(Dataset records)
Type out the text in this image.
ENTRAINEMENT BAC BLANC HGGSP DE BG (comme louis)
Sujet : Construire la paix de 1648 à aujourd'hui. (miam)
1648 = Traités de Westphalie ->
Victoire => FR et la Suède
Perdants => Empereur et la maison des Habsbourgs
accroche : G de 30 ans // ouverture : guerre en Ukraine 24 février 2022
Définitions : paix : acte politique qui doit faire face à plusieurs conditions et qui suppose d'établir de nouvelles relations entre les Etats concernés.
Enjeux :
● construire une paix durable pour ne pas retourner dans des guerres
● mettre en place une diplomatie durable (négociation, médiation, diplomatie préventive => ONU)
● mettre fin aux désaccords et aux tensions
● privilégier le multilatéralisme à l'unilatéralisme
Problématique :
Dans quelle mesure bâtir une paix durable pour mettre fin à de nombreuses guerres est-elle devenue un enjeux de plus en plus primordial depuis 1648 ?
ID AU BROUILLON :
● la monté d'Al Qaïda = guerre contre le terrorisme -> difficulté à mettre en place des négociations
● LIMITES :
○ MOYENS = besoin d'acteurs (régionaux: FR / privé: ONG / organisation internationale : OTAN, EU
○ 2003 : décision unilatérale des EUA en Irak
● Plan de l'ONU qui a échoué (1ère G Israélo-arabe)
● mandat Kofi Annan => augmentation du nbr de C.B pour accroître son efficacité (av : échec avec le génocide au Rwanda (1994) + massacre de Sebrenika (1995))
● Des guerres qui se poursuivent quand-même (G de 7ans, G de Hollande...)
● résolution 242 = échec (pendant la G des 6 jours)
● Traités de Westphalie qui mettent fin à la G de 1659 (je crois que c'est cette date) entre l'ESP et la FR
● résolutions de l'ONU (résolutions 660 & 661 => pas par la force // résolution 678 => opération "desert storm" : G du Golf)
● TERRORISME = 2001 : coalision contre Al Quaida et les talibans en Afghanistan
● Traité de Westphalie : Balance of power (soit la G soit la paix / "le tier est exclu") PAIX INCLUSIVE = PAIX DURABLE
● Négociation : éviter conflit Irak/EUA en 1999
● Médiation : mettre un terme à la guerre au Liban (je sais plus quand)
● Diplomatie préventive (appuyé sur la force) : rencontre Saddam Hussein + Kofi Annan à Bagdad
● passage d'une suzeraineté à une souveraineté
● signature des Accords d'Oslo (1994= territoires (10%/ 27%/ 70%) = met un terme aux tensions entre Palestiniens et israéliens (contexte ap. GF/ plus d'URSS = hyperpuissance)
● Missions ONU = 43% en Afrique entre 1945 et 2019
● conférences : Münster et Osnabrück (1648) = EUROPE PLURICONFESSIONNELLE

== SHORT PROBLEM ==
Filter the records above for "guerres" and copy every matching line.

== RESULT FOR THIS TASK ==
● construire une paix durable pour ne pas retourner dans des guerres
Dans quelle mesure bâtir une paix durable pour mettre fin à de nombreuses guerres est-elle devenue un enjeux de plus en plus primordial depuis 1648 ?
● Des guerres qui se poursuivent quand-même (G de 7ans, G de Hollande...)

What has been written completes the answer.